┌─ Stored rows

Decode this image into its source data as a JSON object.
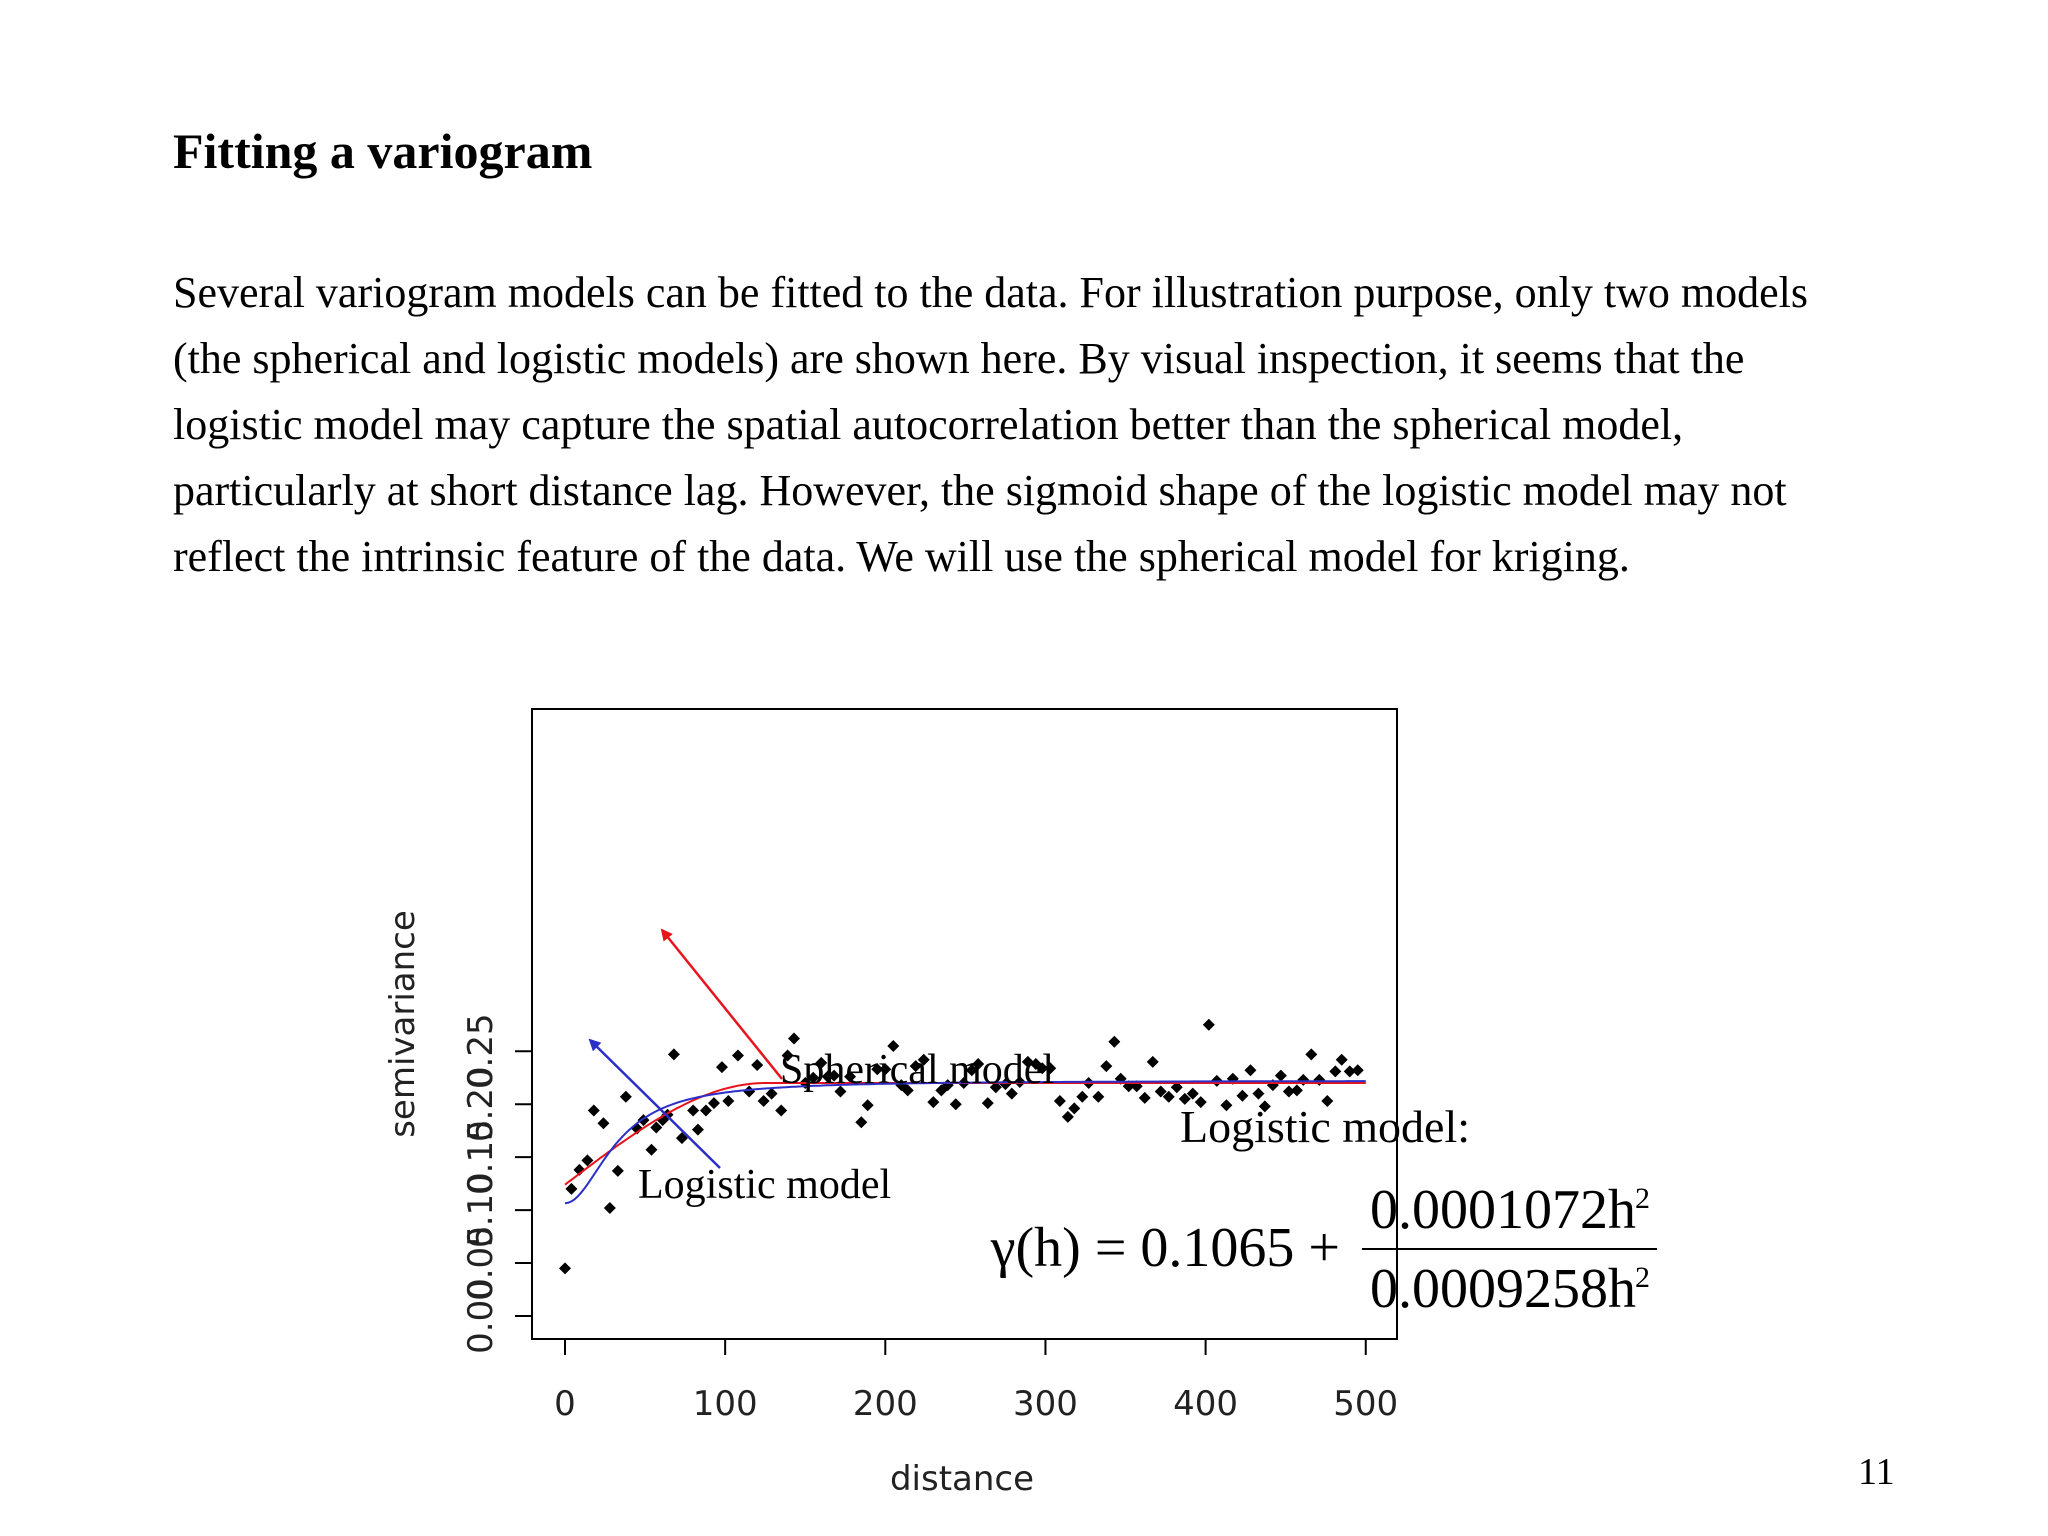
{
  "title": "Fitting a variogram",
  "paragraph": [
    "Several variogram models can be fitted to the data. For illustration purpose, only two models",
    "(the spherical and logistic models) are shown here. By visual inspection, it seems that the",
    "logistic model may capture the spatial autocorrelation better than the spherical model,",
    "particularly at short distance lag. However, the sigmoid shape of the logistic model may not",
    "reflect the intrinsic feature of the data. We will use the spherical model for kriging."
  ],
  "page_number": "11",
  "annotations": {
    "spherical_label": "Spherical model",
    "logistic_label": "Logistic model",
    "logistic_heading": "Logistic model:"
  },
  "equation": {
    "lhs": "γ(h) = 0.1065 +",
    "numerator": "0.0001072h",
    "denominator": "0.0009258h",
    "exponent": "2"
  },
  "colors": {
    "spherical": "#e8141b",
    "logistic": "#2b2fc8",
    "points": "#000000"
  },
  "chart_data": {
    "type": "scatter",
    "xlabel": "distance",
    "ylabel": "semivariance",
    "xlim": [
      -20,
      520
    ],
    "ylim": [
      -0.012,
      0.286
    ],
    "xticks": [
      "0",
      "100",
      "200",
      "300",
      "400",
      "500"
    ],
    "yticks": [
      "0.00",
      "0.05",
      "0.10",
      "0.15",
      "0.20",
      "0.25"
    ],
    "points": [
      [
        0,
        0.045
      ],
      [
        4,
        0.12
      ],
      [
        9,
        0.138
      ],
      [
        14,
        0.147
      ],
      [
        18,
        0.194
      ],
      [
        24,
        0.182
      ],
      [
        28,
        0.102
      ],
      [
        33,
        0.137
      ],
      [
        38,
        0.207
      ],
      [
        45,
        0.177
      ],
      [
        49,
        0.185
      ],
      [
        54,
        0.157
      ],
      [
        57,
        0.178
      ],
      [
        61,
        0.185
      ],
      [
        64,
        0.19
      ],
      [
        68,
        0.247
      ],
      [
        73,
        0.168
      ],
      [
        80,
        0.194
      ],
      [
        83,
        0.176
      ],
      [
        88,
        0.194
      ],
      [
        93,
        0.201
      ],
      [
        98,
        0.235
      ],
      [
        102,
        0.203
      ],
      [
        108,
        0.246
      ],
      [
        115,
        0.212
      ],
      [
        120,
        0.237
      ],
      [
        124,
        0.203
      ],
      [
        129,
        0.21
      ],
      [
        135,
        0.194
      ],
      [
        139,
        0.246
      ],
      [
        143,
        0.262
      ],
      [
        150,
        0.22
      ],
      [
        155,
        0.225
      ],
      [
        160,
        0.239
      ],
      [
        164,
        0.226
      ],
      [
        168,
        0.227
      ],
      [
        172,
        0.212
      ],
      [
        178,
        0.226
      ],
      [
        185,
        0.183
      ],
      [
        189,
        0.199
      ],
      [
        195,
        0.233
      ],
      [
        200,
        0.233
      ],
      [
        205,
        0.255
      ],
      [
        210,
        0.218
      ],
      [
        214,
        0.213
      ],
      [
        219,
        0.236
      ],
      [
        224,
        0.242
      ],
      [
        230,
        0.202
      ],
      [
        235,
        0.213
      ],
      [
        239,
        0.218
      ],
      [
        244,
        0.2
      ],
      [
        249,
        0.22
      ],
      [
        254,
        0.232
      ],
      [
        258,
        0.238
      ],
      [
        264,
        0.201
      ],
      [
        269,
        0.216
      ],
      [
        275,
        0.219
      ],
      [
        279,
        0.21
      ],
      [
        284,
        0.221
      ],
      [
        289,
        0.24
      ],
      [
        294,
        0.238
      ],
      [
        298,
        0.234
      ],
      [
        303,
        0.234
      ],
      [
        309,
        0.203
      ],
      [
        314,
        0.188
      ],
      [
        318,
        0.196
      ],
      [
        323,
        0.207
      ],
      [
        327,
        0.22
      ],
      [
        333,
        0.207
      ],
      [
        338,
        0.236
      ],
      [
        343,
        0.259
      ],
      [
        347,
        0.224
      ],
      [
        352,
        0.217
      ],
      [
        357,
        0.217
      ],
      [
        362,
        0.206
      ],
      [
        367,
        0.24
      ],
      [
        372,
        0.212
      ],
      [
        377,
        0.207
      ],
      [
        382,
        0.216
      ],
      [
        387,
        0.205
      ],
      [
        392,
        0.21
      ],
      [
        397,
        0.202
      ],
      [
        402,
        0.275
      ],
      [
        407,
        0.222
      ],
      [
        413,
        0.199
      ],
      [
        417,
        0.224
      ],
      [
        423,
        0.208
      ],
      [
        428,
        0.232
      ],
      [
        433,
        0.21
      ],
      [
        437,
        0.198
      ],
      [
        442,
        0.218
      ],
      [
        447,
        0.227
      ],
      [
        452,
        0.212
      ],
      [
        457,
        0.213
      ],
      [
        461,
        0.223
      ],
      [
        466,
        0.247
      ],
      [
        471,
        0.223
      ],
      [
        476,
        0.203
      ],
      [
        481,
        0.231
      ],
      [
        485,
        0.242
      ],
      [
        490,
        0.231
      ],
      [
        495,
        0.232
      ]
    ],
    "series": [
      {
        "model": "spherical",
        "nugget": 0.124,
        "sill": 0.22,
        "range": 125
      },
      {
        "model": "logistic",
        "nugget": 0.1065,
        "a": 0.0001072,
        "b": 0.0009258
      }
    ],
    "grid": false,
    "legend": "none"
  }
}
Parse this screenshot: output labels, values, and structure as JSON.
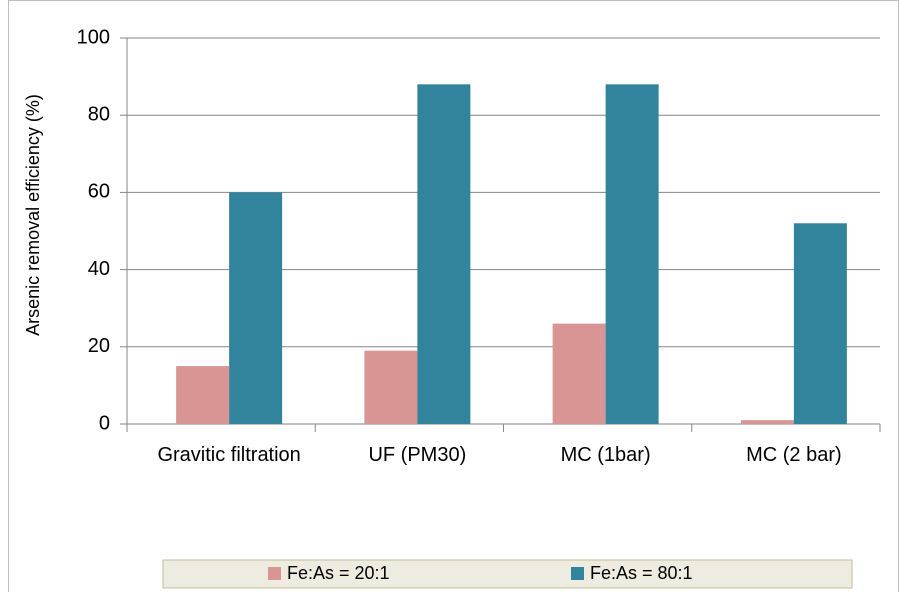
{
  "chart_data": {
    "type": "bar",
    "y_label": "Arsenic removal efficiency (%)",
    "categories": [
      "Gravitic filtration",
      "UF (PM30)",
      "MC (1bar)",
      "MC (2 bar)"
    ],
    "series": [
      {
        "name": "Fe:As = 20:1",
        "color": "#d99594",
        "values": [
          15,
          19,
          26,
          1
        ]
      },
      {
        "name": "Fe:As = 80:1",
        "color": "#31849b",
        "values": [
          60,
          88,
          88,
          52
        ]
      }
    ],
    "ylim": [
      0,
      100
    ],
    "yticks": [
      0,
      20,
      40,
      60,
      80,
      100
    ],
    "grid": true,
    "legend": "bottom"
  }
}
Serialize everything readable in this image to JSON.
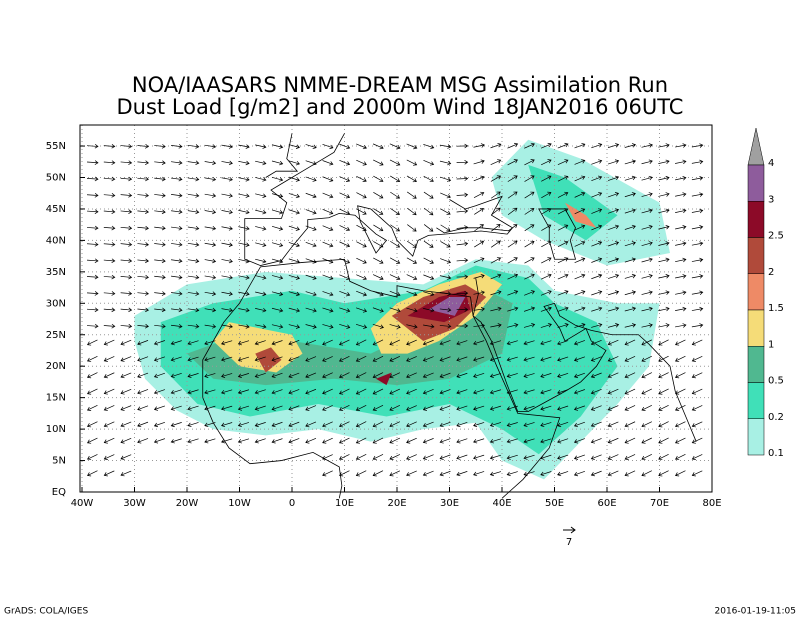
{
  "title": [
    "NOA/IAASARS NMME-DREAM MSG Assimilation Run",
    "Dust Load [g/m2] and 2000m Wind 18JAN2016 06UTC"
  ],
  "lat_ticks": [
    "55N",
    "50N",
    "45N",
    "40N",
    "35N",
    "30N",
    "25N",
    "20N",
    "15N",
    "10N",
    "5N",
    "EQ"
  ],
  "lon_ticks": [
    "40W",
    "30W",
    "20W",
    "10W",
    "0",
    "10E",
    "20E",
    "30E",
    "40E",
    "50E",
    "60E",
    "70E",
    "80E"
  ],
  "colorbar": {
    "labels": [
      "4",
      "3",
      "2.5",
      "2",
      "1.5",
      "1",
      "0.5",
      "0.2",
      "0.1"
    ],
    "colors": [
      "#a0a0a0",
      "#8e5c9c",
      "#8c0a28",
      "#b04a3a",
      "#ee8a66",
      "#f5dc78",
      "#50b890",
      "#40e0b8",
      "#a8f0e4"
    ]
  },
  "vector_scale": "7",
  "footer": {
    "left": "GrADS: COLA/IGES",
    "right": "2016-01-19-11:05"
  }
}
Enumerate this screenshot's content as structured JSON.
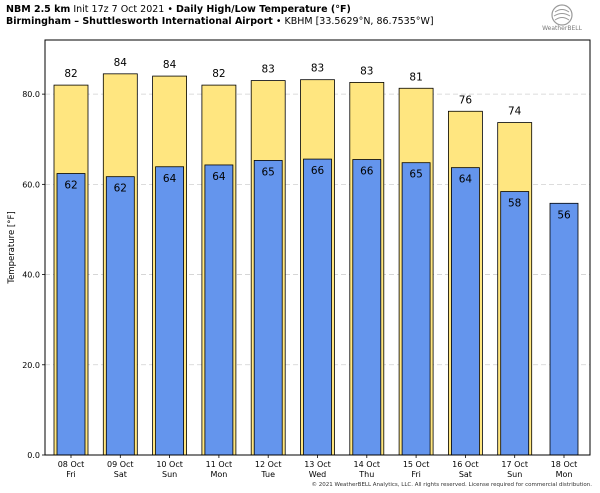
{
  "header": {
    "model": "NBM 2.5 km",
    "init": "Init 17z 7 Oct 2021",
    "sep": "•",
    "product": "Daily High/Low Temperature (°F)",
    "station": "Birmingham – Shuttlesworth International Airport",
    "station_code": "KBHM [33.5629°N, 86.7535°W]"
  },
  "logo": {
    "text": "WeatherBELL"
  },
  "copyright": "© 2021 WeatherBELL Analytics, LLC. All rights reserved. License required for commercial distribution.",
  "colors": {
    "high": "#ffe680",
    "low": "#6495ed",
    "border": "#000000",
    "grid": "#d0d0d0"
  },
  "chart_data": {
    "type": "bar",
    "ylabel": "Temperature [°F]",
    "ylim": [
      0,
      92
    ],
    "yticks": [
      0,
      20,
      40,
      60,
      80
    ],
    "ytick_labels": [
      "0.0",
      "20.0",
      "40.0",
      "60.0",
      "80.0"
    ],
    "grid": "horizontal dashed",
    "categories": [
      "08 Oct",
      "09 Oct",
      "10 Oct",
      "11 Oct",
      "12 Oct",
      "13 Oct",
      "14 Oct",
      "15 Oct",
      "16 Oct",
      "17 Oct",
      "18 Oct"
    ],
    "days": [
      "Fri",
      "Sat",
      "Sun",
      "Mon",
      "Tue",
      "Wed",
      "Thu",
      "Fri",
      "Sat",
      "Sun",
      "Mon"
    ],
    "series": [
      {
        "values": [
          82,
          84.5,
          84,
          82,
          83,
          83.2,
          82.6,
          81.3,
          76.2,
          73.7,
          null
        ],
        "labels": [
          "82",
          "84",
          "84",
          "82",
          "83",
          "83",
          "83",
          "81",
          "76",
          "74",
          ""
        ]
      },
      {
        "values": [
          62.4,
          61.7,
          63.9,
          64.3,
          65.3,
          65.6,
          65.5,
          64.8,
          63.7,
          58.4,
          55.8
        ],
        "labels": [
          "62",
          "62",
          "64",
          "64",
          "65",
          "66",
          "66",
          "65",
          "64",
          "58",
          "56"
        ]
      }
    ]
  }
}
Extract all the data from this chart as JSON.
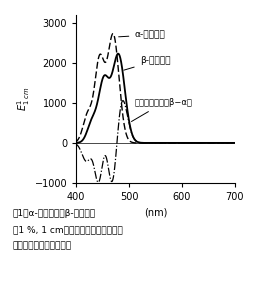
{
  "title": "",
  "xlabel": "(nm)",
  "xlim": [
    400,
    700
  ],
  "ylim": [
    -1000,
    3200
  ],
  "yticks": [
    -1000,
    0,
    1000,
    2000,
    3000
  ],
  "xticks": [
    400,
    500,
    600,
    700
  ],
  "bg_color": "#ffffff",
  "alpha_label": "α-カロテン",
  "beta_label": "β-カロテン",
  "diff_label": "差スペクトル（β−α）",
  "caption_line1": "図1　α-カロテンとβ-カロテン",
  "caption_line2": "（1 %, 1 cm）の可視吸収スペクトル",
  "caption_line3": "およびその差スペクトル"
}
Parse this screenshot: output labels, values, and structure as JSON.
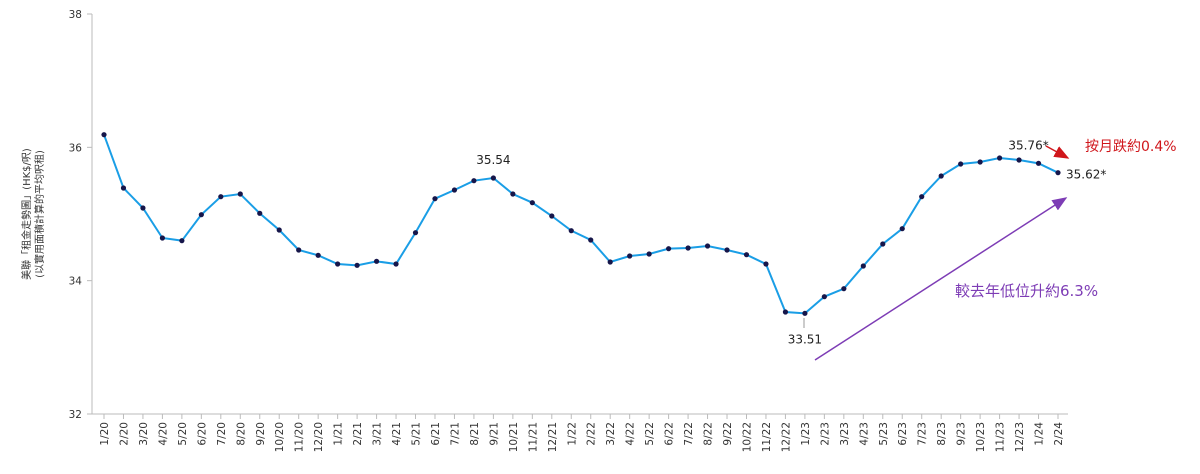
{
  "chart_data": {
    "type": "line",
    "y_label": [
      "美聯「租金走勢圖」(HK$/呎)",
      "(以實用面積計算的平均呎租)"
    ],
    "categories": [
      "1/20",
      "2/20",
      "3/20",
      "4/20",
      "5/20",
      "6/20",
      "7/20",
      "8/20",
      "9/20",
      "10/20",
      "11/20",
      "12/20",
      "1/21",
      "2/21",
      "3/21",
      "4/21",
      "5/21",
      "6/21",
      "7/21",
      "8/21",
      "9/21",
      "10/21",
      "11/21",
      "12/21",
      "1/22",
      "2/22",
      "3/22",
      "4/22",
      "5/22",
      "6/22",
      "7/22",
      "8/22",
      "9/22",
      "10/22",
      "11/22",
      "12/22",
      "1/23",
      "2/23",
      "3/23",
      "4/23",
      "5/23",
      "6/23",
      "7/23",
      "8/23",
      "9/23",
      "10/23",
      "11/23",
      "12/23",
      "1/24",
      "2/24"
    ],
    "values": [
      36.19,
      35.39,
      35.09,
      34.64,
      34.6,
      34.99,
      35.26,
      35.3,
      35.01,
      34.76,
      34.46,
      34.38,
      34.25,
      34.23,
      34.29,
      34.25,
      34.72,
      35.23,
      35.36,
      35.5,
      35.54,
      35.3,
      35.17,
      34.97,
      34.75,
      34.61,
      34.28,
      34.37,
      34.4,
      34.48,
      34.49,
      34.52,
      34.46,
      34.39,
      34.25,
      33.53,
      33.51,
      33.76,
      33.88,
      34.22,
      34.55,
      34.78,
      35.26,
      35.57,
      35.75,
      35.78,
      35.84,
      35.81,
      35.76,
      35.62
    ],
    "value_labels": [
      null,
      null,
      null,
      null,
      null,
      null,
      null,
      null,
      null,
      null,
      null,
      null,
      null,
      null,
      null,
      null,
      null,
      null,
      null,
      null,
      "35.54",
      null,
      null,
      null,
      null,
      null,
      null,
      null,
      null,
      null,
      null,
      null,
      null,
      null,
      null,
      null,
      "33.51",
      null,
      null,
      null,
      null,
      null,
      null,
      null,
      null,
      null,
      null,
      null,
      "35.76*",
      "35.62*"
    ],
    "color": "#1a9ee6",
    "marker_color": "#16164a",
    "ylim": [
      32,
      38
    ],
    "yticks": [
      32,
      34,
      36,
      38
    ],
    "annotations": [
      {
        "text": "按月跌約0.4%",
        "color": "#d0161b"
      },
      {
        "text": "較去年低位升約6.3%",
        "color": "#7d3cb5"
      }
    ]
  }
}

└─

__Instruction__
Report every line containing the word "grid" from the listing above.

__Full response__
    "grid": false,
    "grid": true,
    "grid": "#d0d0d0"
    "grid": "horizontal dashed",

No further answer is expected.